WHAT YOU NEED TO DO:
Report, as a bare number, how many lines of the material below contain the word "laisser".

[Items from a dataset]
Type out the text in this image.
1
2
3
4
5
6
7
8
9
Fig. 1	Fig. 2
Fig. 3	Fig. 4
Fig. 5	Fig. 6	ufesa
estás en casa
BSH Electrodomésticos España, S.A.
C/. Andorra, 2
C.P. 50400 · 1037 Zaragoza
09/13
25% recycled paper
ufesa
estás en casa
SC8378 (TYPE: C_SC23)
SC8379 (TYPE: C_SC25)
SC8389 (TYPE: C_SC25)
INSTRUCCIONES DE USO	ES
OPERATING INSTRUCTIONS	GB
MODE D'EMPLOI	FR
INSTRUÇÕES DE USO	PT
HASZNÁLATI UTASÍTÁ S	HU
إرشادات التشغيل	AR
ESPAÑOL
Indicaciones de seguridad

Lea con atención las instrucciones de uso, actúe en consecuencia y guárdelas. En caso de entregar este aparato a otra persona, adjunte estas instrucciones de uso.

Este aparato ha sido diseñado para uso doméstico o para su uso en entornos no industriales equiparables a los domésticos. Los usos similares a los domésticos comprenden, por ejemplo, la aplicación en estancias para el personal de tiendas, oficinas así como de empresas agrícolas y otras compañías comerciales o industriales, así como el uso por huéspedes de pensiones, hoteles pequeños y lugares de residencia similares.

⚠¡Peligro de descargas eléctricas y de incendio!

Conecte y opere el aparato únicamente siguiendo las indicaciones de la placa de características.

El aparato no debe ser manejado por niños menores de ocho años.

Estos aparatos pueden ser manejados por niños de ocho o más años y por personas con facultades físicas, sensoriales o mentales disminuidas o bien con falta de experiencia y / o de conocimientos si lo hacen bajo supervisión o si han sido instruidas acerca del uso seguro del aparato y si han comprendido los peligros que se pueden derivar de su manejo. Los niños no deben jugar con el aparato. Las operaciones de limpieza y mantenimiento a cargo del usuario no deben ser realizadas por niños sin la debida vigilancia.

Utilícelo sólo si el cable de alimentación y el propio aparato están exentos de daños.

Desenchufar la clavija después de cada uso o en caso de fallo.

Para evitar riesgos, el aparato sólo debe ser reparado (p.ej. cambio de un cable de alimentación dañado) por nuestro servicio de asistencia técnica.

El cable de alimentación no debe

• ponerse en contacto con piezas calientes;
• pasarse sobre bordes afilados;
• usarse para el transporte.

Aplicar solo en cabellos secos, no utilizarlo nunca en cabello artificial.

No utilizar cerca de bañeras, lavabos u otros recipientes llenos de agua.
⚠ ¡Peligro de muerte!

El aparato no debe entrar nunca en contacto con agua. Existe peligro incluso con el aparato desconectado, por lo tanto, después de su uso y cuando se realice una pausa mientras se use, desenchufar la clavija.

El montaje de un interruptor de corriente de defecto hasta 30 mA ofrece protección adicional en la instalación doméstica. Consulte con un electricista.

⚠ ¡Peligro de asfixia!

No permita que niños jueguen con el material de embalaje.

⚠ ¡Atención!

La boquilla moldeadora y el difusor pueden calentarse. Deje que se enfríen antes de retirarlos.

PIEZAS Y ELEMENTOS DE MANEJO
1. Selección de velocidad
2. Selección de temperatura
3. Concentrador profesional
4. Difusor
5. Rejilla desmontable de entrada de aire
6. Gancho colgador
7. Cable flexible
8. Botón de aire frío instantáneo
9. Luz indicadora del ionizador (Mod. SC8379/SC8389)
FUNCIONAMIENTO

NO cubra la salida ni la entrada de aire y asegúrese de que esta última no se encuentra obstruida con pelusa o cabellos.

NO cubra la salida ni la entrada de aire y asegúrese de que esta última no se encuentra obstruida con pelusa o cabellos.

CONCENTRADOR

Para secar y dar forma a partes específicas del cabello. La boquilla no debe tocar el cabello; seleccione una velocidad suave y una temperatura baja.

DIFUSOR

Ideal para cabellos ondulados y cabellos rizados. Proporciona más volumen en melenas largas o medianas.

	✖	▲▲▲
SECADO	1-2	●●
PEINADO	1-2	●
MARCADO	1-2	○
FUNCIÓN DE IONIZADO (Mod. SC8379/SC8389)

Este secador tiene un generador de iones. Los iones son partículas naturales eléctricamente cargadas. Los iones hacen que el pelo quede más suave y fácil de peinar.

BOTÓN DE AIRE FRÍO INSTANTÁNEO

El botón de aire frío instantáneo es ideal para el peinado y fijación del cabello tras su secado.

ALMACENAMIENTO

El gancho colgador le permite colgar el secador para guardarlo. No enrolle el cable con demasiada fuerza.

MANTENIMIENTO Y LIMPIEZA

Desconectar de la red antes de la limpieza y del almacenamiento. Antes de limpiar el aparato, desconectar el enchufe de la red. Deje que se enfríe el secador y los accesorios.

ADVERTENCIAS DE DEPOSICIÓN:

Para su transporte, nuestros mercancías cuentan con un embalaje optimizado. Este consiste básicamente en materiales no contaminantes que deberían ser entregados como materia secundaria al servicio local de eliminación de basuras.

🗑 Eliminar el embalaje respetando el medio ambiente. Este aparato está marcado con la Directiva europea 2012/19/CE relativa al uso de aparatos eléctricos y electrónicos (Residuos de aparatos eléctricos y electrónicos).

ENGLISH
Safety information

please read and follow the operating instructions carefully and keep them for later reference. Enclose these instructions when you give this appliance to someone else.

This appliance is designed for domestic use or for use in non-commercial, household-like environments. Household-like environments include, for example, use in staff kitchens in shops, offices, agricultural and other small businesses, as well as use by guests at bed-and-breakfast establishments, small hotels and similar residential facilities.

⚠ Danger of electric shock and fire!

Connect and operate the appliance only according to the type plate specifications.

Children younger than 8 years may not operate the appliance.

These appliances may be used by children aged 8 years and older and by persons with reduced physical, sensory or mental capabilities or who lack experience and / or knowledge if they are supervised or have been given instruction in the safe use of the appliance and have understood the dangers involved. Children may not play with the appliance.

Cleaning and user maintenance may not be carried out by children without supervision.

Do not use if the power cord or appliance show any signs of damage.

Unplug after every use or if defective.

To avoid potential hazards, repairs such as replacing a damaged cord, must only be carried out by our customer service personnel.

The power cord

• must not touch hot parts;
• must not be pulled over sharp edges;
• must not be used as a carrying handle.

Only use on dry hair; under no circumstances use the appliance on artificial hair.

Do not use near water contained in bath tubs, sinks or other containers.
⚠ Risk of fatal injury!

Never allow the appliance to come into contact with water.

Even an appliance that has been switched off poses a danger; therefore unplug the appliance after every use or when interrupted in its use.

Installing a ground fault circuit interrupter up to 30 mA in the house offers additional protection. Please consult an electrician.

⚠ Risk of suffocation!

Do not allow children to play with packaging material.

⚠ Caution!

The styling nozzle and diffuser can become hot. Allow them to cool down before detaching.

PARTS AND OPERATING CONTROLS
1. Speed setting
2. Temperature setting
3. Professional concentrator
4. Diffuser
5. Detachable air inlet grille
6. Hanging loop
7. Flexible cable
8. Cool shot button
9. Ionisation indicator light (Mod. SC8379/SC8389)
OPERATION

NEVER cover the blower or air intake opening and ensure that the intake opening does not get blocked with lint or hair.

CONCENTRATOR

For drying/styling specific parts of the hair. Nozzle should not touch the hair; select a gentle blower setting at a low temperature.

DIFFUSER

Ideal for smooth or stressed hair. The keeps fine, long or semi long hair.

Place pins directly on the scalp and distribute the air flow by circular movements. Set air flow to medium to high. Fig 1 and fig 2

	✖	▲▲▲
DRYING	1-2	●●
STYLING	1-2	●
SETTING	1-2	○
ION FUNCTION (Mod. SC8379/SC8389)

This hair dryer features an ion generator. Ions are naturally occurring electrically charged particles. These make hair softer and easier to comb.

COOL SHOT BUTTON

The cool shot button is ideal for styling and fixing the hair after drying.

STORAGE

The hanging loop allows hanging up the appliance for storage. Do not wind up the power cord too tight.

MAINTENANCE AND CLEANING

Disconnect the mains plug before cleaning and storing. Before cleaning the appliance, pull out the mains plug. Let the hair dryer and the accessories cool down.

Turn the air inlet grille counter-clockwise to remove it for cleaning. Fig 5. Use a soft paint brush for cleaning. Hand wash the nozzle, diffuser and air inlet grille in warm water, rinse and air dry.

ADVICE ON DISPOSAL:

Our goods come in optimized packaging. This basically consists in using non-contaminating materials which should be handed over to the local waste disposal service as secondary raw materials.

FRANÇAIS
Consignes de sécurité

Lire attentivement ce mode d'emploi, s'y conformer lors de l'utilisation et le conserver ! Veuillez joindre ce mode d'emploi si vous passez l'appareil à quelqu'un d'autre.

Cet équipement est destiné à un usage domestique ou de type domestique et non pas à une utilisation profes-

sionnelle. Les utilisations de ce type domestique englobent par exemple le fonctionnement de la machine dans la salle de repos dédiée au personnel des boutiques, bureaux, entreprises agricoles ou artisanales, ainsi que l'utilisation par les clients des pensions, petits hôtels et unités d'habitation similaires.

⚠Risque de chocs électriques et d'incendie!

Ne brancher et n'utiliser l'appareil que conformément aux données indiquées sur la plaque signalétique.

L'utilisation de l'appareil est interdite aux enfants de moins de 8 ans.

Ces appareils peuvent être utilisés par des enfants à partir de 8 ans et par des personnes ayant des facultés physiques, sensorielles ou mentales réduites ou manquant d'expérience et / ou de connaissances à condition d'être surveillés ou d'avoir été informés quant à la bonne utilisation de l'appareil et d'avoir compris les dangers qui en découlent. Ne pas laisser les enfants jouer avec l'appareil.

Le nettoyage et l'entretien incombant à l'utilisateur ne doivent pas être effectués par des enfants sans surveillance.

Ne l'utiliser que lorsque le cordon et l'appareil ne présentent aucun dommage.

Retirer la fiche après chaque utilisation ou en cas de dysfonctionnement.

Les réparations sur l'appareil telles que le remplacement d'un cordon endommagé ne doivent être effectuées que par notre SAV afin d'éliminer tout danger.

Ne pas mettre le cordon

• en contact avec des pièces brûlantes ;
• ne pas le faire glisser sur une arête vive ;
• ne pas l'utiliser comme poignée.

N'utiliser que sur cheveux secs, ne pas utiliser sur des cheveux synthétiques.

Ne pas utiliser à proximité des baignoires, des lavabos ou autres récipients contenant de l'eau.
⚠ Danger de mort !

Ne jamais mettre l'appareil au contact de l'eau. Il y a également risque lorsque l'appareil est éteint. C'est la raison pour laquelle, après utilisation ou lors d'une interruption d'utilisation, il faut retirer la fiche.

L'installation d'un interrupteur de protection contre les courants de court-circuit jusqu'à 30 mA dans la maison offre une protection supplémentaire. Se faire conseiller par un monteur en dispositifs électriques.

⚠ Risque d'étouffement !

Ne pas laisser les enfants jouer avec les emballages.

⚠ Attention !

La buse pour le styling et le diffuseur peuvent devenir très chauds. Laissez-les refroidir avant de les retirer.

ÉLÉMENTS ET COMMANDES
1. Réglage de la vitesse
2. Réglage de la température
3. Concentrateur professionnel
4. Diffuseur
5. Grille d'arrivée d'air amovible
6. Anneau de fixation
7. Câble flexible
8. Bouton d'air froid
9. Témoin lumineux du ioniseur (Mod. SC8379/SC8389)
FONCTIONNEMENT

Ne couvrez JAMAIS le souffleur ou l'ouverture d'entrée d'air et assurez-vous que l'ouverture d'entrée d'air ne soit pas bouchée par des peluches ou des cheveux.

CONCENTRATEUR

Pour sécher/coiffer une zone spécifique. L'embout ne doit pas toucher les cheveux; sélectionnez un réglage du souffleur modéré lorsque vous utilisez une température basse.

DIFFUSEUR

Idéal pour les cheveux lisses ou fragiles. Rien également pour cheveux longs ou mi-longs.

ANSWER FOR THE TASK:
2